- [Description of the task] Reproduce the records. Keep every word exact and include no images.

- [Source material]
☆ ☆ ☆ ☆

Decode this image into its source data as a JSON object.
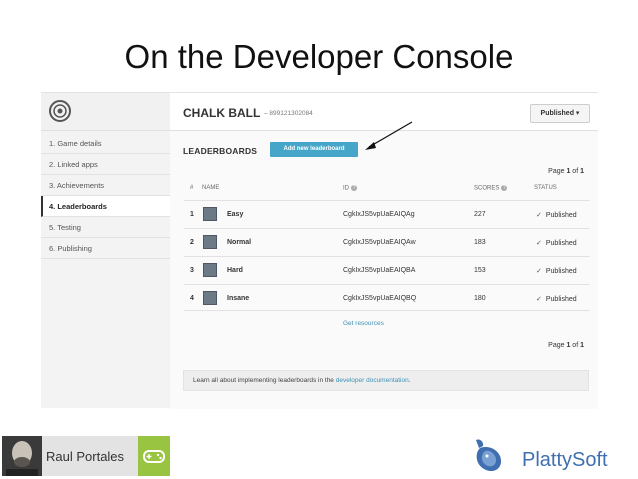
{
  "slide": {
    "title": "On the Developer Console"
  },
  "console": {
    "game_title": "CHALK BALL",
    "game_id": "– 899121302084",
    "publish_state": "Published ▾",
    "sidebar": [
      {
        "label": "1. Game details"
      },
      {
        "label": "2. Linked apps"
      },
      {
        "label": "3. Achievements"
      },
      {
        "label": "4. Leaderboards",
        "active": true
      },
      {
        "label": "5. Testing"
      },
      {
        "label": "6. Publishing"
      }
    ],
    "section_title": "LEADERBOARDS",
    "add_button": "Add new leaderboard",
    "pagination_top": {
      "prefix": "Page ",
      "current": "1",
      "sep": " of ",
      "total": "1"
    },
    "pagination_bottom": {
      "prefix": "Page ",
      "current": "1",
      "sep": " of ",
      "total": "1"
    },
    "columns": {
      "num": "#",
      "name": "NAME",
      "id": "ID",
      "scores": "SCORES",
      "status": "STATUS"
    },
    "rows": [
      {
        "num": "1",
        "name": "Easy",
        "id": "CgkIxJS5vpUaEAIQAg",
        "scores": "227",
        "status": "Published"
      },
      {
        "num": "2",
        "name": "Normal",
        "id": "CgkIxJS5vpUaEAIQAw",
        "scores": "183",
        "status": "Published"
      },
      {
        "num": "3",
        "name": "Hard",
        "id": "CgkIxJS5vpUaEAIQBA",
        "scores": "153",
        "status": "Published"
      },
      {
        "num": "4",
        "name": "Insane",
        "id": "CgkIxJS5vpUaEAIQBQ",
        "scores": "180",
        "status": "Published"
      }
    ],
    "get_resources": "Get resources",
    "footer": {
      "before": "Learn all about implementing leaderboards in the ",
      "link": "developer documentation",
      "after": "."
    }
  },
  "author": {
    "name": "Raul Portales"
  },
  "brand": {
    "name": "PlattySoft"
  },
  "colors": {
    "accent": "#45a6c9",
    "link": "#3f92b7",
    "android_green": "#98c441",
    "brand_blue": "#3f6fb0"
  }
}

☆ ☆ ☆ ☆

- [Response below]
Decode this image into its source data as a JSON object.
{
  "slide": {
    "title": "On the Developer Console"
  },
  "console": {
    "game_title": "CHALK BALL",
    "game_id": "– 899121302084",
    "publish_state": "Published ▾",
    "sidebar": [
      {
        "label": "1. Game details"
      },
      {
        "label": "2. Linked apps"
      },
      {
        "label": "3. Achievements"
      },
      {
        "label": "4. Leaderboards",
        "active": true
      },
      {
        "label": "5. Testing"
      },
      {
        "label": "6. Publishing"
      }
    ],
    "section_title": "LEADERBOARDS",
    "add_button": "Add new leaderboard",
    "pagination_top": {
      "prefix": "Page ",
      "current": "1",
      "sep": " of ",
      "total": "1"
    },
    "pagination_bottom": {
      "prefix": "Page ",
      "current": "1",
      "sep": " of ",
      "total": "1"
    },
    "columns": {
      "num": "#",
      "name": "NAME",
      "id": "ID",
      "scores": "SCORES",
      "status": "STATUS"
    },
    "rows": [
      {
        "num": "1",
        "name": "Easy",
        "id": "CgkIxJS5vpUaEAIQAg",
        "scores": "227",
        "status": "Published"
      },
      {
        "num": "2",
        "name": "Normal",
        "id": "CgkIxJS5vpUaEAIQAw",
        "scores": "183",
        "status": "Published"
      },
      {
        "num": "3",
        "name": "Hard",
        "id": "CgkIxJS5vpUaEAIQBA",
        "scores": "153",
        "status": "Published"
      },
      {
        "num": "4",
        "name": "Insane",
        "id": "CgkIxJS5vpUaEAIQBQ",
        "scores": "180",
        "status": "Published"
      }
    ],
    "get_resources": "Get resources",
    "footer": {
      "before": "Learn all about implementing leaderboards in the ",
      "link": "developer documentation",
      "after": "."
    }
  },
  "author": {
    "name": "Raul Portales"
  },
  "brand": {
    "name": "PlattySoft"
  },
  "colors": {
    "accent": "#45a6c9",
    "link": "#3f92b7",
    "android_green": "#98c441",
    "brand_blue": "#3f6fb0"
  }
}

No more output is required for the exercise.